[PROBLEM REQUIREMENTS]: Select the lines that contain "Некрасова" and copy each of them.

### INFORMATION GIVEN

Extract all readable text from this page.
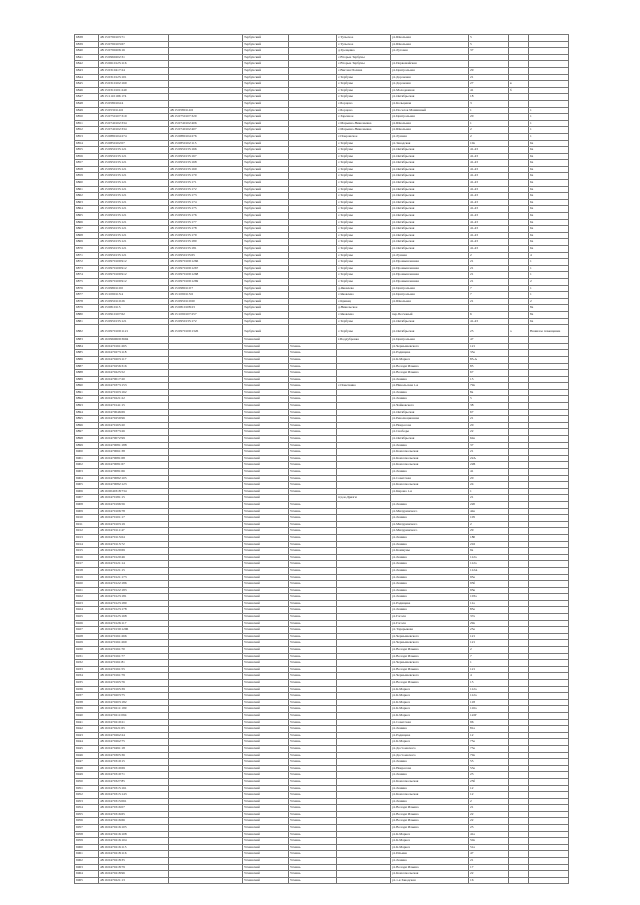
6838	48:15:0790103:71		Тербунский		с.Тульское	ул.Школьная	5		
6839	48:15:0790103:67		Тербунский		с.Тульское	ул.Школьная	5		
6840	48:15:0790206:16		Тербунский		д.Трещевка	ул.Луговая	37		
6841	48:15:0960202:31		Тербунский		с.Вторые Тербуны				
6842	48:15:0610125:116		Тербунский		с.Вторые Тербуны	ул.Первомайская			
6843	48:15:0310417:24		Тербунский		с.Вислая Поляна	ул.Центральная	29		
6844	48:15:0310125:101		Тербунский		с.Тербуны	ул.Дорожная	21		
6845	48:15:0310102:169		Тербунский		с.Тербуны	ул.Дорожная	27	в	
6846	48:15:0310101:249		Тербунский		с.Тербуны	ул.Молодежная	41	б	
6847	48:15:1110106:174		Тербунский		с.Тербуны	ул.Октябрьская	18		
6848	48:15:0580104:4		Тербунский		с.Борцово	ул.Кольцевая	3		
6849	48:15:0530114:6	48:15:0580114:6	Тербунский		с.Борцово	ул.Поселок Машинный	1		1
6850	48:15:0750107:319	48:15:0750107:320	Тербунский		с.Заречное	ул.Центральная	20		1
6851	48:15:0740102:334	48:15:0740102:406	Тербунский		с.Марьино-Николаевка	ул.Школьная	1		1
6852	48:15:0740102:334	48:15:0740102:407	Тербунский		с.Марьино-Николаевка	ул.Школьная	2		1
6853	48:15:0880104:274	48:15:0880104:276	Тербунский		с.Покровское	ул.Лунная	2		1
6854	48:15:0850102:07	48:15:0850102:115	Тербунский		с.Тербуны	ул.Заводская	10а		6а
6855	48:15:0950135:121	48:15:0950135:166	Тербунский		с.Тербуны	ул.Октябрьская	41-43		6а
6856	48:15:0950135:121	48:15:0950135:167	Тербунский		с.Тербуны	ул.Октябрьская	41-43		6а
6857	48:15:0950135:121	48:15:0950135:168	Тербунский		с.Тербуны	ул.Октябрьская	41-43		6а
6858	48:15:0950135:121	48:15:0950135:169	Тербунский		с.Тербуны	ул.Октябрьская	41-43		6а
6859	48:15:0950135:121	48:15:0950135:170	Тербунский		с.Тербуны	ул.Октябрьская	41-43		6а
6860	48:15:0950135:121	48:15:0950135:171	Тербунский		с.Тербуны	ул.Октябрьская	41-43		6а
6861	48:15:0950135:121	48:15:0950135:172	Тербунский		с.Тербуны	ул.Октябрьская	41-43		6а
6862	48:15:0950135:121	48:15:0950135:173	Тербунский		с.Тербуны	ул.Октябрьская	41-43		6а
6863	48:15:0950135:121	48:15:0950135:174	Тербунский		с.Тербуны	ул.Октябрьская	41-43		6а
6864	48:15:0950135:121	48:15:0950135:175	Тербунский		с.Тербуны	ул.Октябрьская	41-43		6а
6865	48:15:0950135:121	48:15:0950135:176	Тербунский		с.Тербуны	ул.Октябрьская	41-43		6а
6866	48:15:0950135:121	48:15:0950135:177	Тербунский		с.Тербуны	ул.Октябрьская	41-43		6а
6867	48:15:0950135:121	48:15:0950135:178	Тербунский		с.Тербуны	ул.Октябрьская	41-43		6а
6868	48:15:0950135:121	48:15:0950135:179	Тербунский		с.Тербуны	ул.Октябрьская	41-43		6а
6869	48:15:0950135:121	48:15:0950135:180	Тербунский		с.Тербуны	ул.Октябрьская	41-43		6а
6870	48:15:0950135:121	48:15:0950135:181	Тербунский		с.Тербуны	ул.Октябрьская	41-43		6а
6871	48:15:0950135:121	48:15:0950135:65	Тербунский		с.Тербуны	ул.Лунная	2		4
6872	48:15:0970109:912	48:15:0970109:1266	Тербунский		с.Тербуны	ул.Промышленная	21		1
6873	48:15:0970109:912	48:15:0970109:1267	Тербунский		с.Тербуны	ул.Промышленная	21		1
6874	48:15:0970109:912	48:15:0970109:1268	Тербунский		с.Тербуны	ул.Промышленная	21		1
6875	48:15:0970109:912	48:15:0970109:1269	Тербунский		с.Тербуны	ул.Промышленная	21		2
6876	48:15:0980110:0	48:15:0980110:7	Тербунский		д.Яковлево	ул.Центральная	7		1
6877	48:15:1090113:4	48:15:1090113:6	Тербунский		с.Яковлево	ул.Центральная	7		1
6878	48:15:0950110:26	48:15:0950110:60	Тербунский		с.Кривец	ул.Школьная	21		2
6879	48:15:0810115	48:15:0810108:23	Тербунский		д.Никольское				8а
6880	48:15:0910107:62	48:15:1090107:257	Тербунский		с.Яковлево	пер.Песчаный	6		8а
6881	48:15:0950135:121	48:15:0950135:172	Тербунский		с.Тербуны	ул.Октябрьская	41-43		6а
6882	48:15:0970109:1121	48:15:0970109:1326	Тербунский		с.Тербуны	ул.Октябрьская	25	а	Нежилое помещение
6883	48:16:0960609:3694		Усманский		г.Поддубровка	ул.Центральная	47		
6884	48:16:0470161:265		Усманский	Усмань		ул.Чернышевского	121		
6885	48:16:0470273:118		Усманский	Усмань		ул.Радищева	35а		
6886	48:16:0470203:117		Усманский	Усмань		ул.К.Маркса	85-А		
6887	48:16:0470256:316		Усманский	Усмань		ул.Володи Ильина	85		
6888	48:16:0470225:52		Усманский	Усмань		ул.Володи Ильина	67		
6889	48:16:0470017:20		Усманский	Усмань		ул.Ленина	15		
6890	48:16:0470373:153		Усманский	Усмань	с.Поветкино	ул.Никольская 1-я	79а		
6891	48:16:0470103:162		Усманский	Усмань		ул.Ленина	8а		
6892	48:16:0470221:22		Усманский	Усмань		ул.Ленина	5		
6893	48:16:0470141:15		Усманский	Усмань		ул.Чайковского	38		
6894	48:16:0470046:69		Усманский	Усмань		ул.Октябрьская	67		
6895	48:16:0470259:96		Усманский	Усмань		ул.Революционная	21		
6896	48:16:0470165:20		Усманский	Усмань		ул.Некрасова	20		
6897	48:16:0470373:26		Усманский	Усмань		ул.Свободы	22		
6898	48:16:0470072:99		Усманский	Усмань		ул.Октябрьская	64а		
6899	48:16:0470081:188		Усманский	Усмань		ул.Ленина	37		
6900	48:16:0470061:38		Усманский	Усмань		ул.Комсомольская	21		
6901	48:16:0470081:68		Усманский	Усмань		ул.Комсомольская	22А		
6902	48:16:0470081:67		Усманский	Усмань		ул.Комсомольская	22Б		
6903	48:16:0470081:66		Усманский	Усмань		ул.Ленина	41		
6904	48:16:0470082:105		Усманский	Усмань		ул.Советская	20		
6905	48:16:0470082:123		Усманский	Усмань		ул.Комсомольская	24		
6906	48:16:0040318:734		Усманский	Усмань		ул.Кирова 1-я	1		
6907	48:16:0470181:15		Усманский		п/д.ж.Дрязги		21		
6908	48:16:0470196:56		Усманский	Усмань		ул.Ленина	220		
6909	48:16:0470106:78		Усманский	Усмань		ул.Мичуринского	44а		
6910	48:16:0470101:17		Усманский	Усмань		ул.Ленина	105		
6911	48:16:0470103:19		Усманский	Усмань		ул.Мичуринского	2		
6912	48:16:0470111:47		Усманский	Усмань		ул.Мичуринского	29		
6913	48:16:0470113:64		Усманский	Усмань		ул.Ленина	180		
6914	48:16:0470113:72		Усманский	Усмань		ул.Ленина	216		
6915	48:16:0470120:69		Усманский	Усмань		ул.Коммуны	9а		
6916	48:16:0470120:46		Усманский	Усмань		ул.Ленина	112а		
6917	48:16:0470121:14		Усманский	Усмань		ул.Ленина	112а		
6918	48:16:0470121:15		Усманский	Усмань		ул.Ленина	112А		
6919	48:16:0470121:173		Усманский	Усмань		ул.Ленина	95а		
6920	48:16:0470122:186		Усманский	Усмань		ул.Ленина	95б		
6921	48:16:0470122:183		Усманский	Усмань		ул.Ленина	95в		
6922	48:16:0470123:181		Усманский	Усмань		ул.Ленина	103а		
6923	48:16:0470123:180		Усманский	Усмань		ул.Радищева	11а		
6924	48:16:0470123:178		Усманский	Усмань		ул.Ленина	85а		
6925	48:16:0470125:168		Усманский	Усмань		ул.Гоголя	37а		
6926	48:16:0470126:117		Усманский	Усмань		ул.Гоголя	29а		
6927	48:16:0470130:1296		Усманский	Усмань		ул.Тарарыкова	25а		
6928	48:16:0470161:266		Усманский	Усмань		ул.Чернышевского	121		
6929	48:16:0470161:269		Усманский	Усмань		ул.Чернышевского	121		
6930	48:16:0470161:70		Усманский	Усмань		ул.Володи Ильина	2		
6931	48:16:0470161:77		Усманский	Усмань		ул.Володи Ильина	7		
6932	48:16:0470161:81		Усманский	Усмань		ул.Чернышевского	1		
6933	48:16:0470161:55		Усманский	Усмань		ул.Володи Ильина	121		
6934	48:16:0470161:79		Усманский	Усмань		ул.Чернышевского	4		
6935	48:16:0470165:76		Усманский	Усмань		ул.Володи Ильина	15		
6936	48:16:0470165:39		Усманский	Усмань		ул.К.Маркса	112а		
6937	48:16:0470203:75		Усманский	Усмань		ул.К.Маркса	112а		
6938	48:16:0470203:182		Усманский	Усмань		ул.К.Маркса	118		
6939	48:16:0470211:199		Усманский	Усмань		ул.К.Маркса	116а		
6940	48:16:0470211:094		Усманский	Усмань		ул.К.Маркса	122Г		
6941	48:16:0470219:21		Усманский	Усмань		ул.Советская	96		
6942	48:16:0470221:65		Усманский	Усмань		ул.Ленина	81а		
6943	48:16:0470262:24		Усманский	Усмань		ул.Радищева	12		
6944	48:16:0470262:75		Усманский	Усмань		ул.К.Маркса	75а		
6945	48:16:0470491:18		Усманский	Усмань		ул.Достоевского	73а		
6946	48:16:0470305:36		Усманский	Усмань		ул.Достоевского	70а		
6947	48:16:0470319:15		Усманский	Усмань		ул.Ленина	55		
6948	48:16:0470319:69		Усманский	Усмань		ул.Некрасова	53а		
6949	48:16:0470319:71		Усманский	Усмань		ул.Ленина	23		
6950	48:16:0470327:85		Усманский	Усмань		ул.Комсомольская	25б		
6951	48:16:0470315:161		Усманский	Усмань		ул.Ленина	12		
6952	48:16:0470315:143		Усманский	Усмань		ул.Комсомольская	12		
6953	48:16:0470315:061		Усманский	Усмань		ул.Ленина	2		
6954	48:16:0470316:07		Усманский	Усмань		ул.Володи Ильина	21		
6955	48:16:0470316:65		Усманский	Усмань		ул.Володи Ильина	22		
6956	48:16:0470216:66		Усманский	Усмань		ул.Володи Ильина	22		
6957	48:16:0470216:105		Усманский	Усмань		ул.Володи Ильина	25		
6958	48:16:0470216:108		Усманский	Усмань		ул.К.Маркса	41а		
6959	48:16:0470216:104		Усманский	Усмань		ул.К.Маркса	50а		
6960	48:16:0470216:115		Усманский	Усмань		ул.К.Маркса	51а		
6961	48:16:0470218:116		Усманский	Усмань		ул.Ильина	47		
6962	48:16:0470218:35		Усманский	Усмань		ул.Ленина	21		
6963	48:16:0470218:79		Усманский	Усмань		ул.Володи Ильина	17		
6964	48:16:0470218:96		Усманский	Усмань		ул.Комсомольская	22		
6965	48:16:0470221:13		Усманский	Усмань		ул.1-я Заводская	16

######

[ANSWER TO THIS PROBLEM]:
6896	48:16:0470165:20		Усманский	Усмань		ул.Некрасова	20		
6948	48:16:0470319:69		Усманский	Усмань		ул.Некрасова	53а		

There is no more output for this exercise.